Extracted data entries:
_____

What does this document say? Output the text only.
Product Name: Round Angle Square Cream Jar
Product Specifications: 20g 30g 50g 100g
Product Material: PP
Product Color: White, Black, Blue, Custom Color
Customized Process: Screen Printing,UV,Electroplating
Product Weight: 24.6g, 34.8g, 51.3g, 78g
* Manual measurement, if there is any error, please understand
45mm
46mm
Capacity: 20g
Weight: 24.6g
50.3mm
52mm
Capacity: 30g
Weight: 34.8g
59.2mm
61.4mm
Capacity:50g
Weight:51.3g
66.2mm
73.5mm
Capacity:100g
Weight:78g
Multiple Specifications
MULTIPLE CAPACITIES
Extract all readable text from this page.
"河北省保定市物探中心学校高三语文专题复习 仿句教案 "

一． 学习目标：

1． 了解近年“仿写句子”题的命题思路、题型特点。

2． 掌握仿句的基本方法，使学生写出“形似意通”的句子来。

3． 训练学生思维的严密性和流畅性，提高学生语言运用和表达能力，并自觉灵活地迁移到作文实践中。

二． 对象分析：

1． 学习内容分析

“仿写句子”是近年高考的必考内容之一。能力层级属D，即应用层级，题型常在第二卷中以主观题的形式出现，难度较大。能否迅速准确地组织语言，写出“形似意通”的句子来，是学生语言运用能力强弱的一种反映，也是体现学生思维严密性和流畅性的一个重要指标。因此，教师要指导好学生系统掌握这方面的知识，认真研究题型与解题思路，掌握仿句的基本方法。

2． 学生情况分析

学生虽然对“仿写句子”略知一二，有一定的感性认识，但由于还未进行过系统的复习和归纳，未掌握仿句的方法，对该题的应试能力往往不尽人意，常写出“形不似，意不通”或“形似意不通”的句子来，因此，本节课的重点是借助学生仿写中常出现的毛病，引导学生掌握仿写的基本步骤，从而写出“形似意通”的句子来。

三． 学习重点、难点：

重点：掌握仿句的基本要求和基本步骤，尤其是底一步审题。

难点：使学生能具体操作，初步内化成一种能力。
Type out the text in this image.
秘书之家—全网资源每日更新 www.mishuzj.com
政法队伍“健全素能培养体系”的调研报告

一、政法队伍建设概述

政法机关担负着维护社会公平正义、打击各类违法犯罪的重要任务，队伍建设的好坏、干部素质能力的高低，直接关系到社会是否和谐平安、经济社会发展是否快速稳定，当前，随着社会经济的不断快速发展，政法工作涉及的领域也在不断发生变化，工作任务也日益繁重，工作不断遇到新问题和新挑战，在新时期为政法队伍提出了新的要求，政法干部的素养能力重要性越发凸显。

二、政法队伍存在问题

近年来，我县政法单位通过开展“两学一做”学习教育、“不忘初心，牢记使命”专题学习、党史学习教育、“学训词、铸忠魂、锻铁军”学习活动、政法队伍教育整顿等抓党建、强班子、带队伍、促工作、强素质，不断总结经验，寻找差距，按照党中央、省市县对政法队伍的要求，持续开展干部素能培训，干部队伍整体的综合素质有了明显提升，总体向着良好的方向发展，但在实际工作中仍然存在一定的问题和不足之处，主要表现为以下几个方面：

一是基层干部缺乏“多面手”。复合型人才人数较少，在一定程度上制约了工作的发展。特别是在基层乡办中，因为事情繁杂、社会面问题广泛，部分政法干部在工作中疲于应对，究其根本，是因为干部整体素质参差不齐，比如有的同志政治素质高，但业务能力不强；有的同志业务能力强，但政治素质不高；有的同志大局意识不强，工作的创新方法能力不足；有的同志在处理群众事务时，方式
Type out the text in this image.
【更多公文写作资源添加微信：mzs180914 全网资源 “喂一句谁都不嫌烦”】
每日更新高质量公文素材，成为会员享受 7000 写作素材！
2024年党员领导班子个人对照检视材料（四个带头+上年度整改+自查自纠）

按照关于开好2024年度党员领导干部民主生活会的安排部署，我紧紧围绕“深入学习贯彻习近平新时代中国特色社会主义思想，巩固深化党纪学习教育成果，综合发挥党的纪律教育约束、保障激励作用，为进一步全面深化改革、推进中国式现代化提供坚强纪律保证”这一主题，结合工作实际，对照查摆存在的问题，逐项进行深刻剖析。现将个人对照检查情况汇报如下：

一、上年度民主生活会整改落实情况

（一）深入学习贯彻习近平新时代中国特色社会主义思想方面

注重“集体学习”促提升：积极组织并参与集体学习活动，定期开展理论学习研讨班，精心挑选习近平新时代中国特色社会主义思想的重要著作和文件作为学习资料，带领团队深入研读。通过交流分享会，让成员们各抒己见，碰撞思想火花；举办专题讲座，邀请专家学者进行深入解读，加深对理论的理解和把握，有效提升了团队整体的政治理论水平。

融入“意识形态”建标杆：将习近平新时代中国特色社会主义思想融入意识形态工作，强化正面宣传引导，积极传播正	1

_____

Return every line exactly.

Exercise solution:
What does this document say? Output the text only.
Product Name: Round Angle Square Cream Jar
Product Specifications: 20g 30g 50g 100g
Product Material: PP
Product Color: White, Black, Blue, Custom Color
Customized Process: Screen Printing,UV,Electroplating
Product Weight: 24.6g, 34.8g, 51.3g, 78g
* Manual measurement, if there is any error, please understand
45mm
46mm
Capacity: 20g
Weight: 24.6g
50.3mm
52mm
Capacity: 30g
Weight: 34.8g
59.2mm
61.4mm
Capacity:50g
Weight:51.3g
66.2mm
73.5mm
Capacity:100g
Weight:78g
Multiple Specifications
MULTIPLE CAPACITIES
Extract all readable text from this page.
"河北省保定市物探中心学校高三语文专题复习 仿句教案 "

一． 学习目标：

1． 了解近年“仿写句子”题的命题思路、题型特点。

2． 掌握仿句的基本方法，使学生写出“形似意通”的句子来。

3． 训练学生思维的严密性和流畅性，提高学生语言运用和表达能力，并自觉灵活地迁移到作文实践中。

二． 对象分析：

1． 学习内容分析

“仿写句子”是近年高考的必考内容之一。能力层级属D，即应用层级，题型常在第二卷中以主观题的形式出现，难度较大。能否迅速准确地组织语言，写出“形似意通”的句子来，是学生语言运用能力强弱的一种反映，也是体现学生思维严密性和流畅性的一个重要指标。因此，教师要指导好学生系统掌握这方面的知识，认真研究题型与解题思路，掌握仿句的基本方法。

2． 学生情况分析

学生虽然对“仿写句子”略知一二，有一定的感性认识，但由于还未进行过系统的复习和归纳，未掌握仿句的方法，对该题的应试能力往往不尽人意，常写出“形不似，意不通”或“形似意不通”的句子来，因此，本节课的重点是借助学生仿写中常出现的毛病，引导学生掌握仿写的基本步骤，从而写出“形似意通”的句子来。

三． 学习重点、难点：

重点：掌握仿句的基本要求和基本步骤，尤其是底一步审题。

难点：使学生能具体操作，初步内化成一种能力。
Type out the text in this image.
秘书之家—全网资源每日更新 www.mishuzj.com
政法队伍“健全素能培养体系”的调研报告

一、政法队伍建设概述

政法机关担负着维护社会公平正义、打击各类违法犯罪的重要任务，队伍建设的好坏、干部素质能力的高低，直接关系到社会是否和谐平安、经济社会发展是否快速稳定，当前，随着社会经济的不断快速发展，政法工作涉及的领域也在不断发生变化，工作任务也日益繁重，工作不断遇到新问题和新挑战，在新时期为政法队伍提出了新的要求，政法干部的素养能力重要性越发凸显。

二、政法队伍存在问题

近年来，我县政法单位通过开展“两学一做”学习教育、“不忘初心，牢记使命”专题学习、党史学习教育、“学训词、铸忠魂、锻铁军”学习活动、政法队伍教育整顿等抓党建、强班子、带队伍、促工作、强素质，不断总结经验，寻找差距，按照党中央、省市县对政法队伍的要求，持续开展干部素能培训，干部队伍整体的综合素质有了明显提升，总体向着良好的方向发展，但在实际工作中仍然存在一定的问题和不足之处，主要表现为以下几个方面：

一是基层干部缺乏“多面手”。复合型人才人数较少，在一定程度上制约了工作的发展。特别是在基层乡办中，因为事情繁杂、社会面问题广泛，部分政法干部在工作中疲于应对，究其根本，是因为干部整体素质参差不齐，比如有的同志政治素质高，但业务能力不强；有的同志业务能力强，但政治素质不高；有的同志大局意识不强，工作的创新方法能力不足；有的同志在处理群众事务时，方式
Type out the text in this image.
【更多公文写作资源添加微信：mzs180914 全网资源 “喂一句谁都不嫌烦”】
每日更新高质量公文素材，成为会员享受 7000 写作素材！
2024年党员领导班子个人对照检视材料（四个带头+上年度整改+自查自纠）

按照关于开好2024年度党员领导干部民主生活会的安排部署，我紧紧围绕“深入学习贯彻习近平新时代中国特色社会主义思想，巩固深化党纪学习教育成果，综合发挥党的纪律教育约束、保障激励作用，为进一步全面深化改革、推进中国式现代化提供坚强纪律保证”这一主题，结合工作实际，对照查摆存在的问题，逐项进行深刻剖析。现将个人对照检查情况汇报如下：

一、上年度民主生活会整改落实情况

（一）深入学习贯彻习近平新时代中国特色社会主义思想方面

注重“集体学习”促提升：积极组织并参与集体学习活动，定期开展理论学习研讨班，精心挑选习近平新时代中国特色社会主义思想的重要著作和文件作为学习资料，带领团队深入研读。通过交流分享会，让成员们各抒己见，碰撞思想火花；举办专题讲座，邀请专家学者进行深入解读，加深对理论的理解和把握，有效提升了团队整体的政治理论水平。

融入“意识形态”建标杆：将习近平新时代中国特色社会主义思想融入意识形态工作，强化正面宣传引导，积极传播正	1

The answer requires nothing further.